(begin)

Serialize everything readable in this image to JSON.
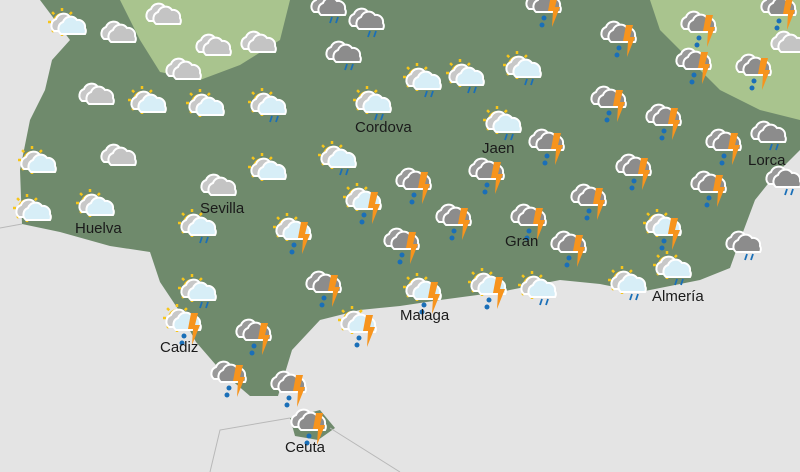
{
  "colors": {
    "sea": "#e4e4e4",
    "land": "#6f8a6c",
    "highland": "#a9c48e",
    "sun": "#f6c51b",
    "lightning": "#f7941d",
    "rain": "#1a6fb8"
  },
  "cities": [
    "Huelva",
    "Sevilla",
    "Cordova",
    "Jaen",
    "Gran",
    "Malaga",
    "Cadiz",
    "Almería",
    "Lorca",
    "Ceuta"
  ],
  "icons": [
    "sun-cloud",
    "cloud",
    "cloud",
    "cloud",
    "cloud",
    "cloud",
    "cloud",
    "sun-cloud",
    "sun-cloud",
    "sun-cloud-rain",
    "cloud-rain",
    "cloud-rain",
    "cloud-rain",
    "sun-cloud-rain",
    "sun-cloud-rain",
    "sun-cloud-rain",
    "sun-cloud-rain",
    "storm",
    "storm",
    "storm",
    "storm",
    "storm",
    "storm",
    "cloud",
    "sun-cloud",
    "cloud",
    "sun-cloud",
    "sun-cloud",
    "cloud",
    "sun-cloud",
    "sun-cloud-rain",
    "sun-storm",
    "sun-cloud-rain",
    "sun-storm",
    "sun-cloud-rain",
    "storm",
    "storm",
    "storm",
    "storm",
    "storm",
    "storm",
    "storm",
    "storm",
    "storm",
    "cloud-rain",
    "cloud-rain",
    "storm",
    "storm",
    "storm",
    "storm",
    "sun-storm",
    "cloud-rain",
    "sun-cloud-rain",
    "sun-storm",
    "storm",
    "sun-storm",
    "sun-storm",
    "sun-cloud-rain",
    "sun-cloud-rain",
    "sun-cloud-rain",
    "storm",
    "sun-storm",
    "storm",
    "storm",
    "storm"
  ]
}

(end)

**Work to complete**
Output the records above exactly as they are, leaving out the pictures.

**Final answer**
Serialize everything readable in this image to JSON.
{
  "colors": {
    "sea": "#e4e4e4",
    "land": "#6f8a6c",
    "highland": "#a9c48e",
    "sun": "#f6c51b",
    "lightning": "#f7941d",
    "rain": "#1a6fb8"
  },
  "cities": [
    "Huelva",
    "Sevilla",
    "Cordova",
    "Jaen",
    "Gran",
    "Malaga",
    "Cadiz",
    "Almería",
    "Lorca",
    "Ceuta"
  ],
  "icons": [
    "sun-cloud",
    "cloud",
    "cloud",
    "cloud",
    "cloud",
    "cloud",
    "cloud",
    "sun-cloud",
    "sun-cloud",
    "sun-cloud-rain",
    "cloud-rain",
    "cloud-rain",
    "cloud-rain",
    "sun-cloud-rain",
    "sun-cloud-rain",
    "sun-cloud-rain",
    "sun-cloud-rain",
    "storm",
    "storm",
    "storm",
    "storm",
    "storm",
    "storm",
    "cloud",
    "sun-cloud",
    "cloud",
    "sun-cloud",
    "sun-cloud",
    "cloud",
    "sun-cloud",
    "sun-cloud-rain",
    "sun-storm",
    "sun-cloud-rain",
    "sun-storm",
    "sun-cloud-rain",
    "storm",
    "storm",
    "storm",
    "storm",
    "storm",
    "storm",
    "storm",
    "storm",
    "storm",
    "cloud-rain",
    "cloud-rain",
    "storm",
    "storm",
    "storm",
    "storm",
    "sun-storm",
    "cloud-rain",
    "sun-cloud-rain",
    "sun-storm",
    "storm",
    "sun-storm",
    "sun-storm",
    "sun-cloud-rain",
    "sun-cloud-rain",
    "sun-cloud-rain",
    "storm",
    "sun-storm",
    "storm",
    "storm",
    "storm"
  ]
}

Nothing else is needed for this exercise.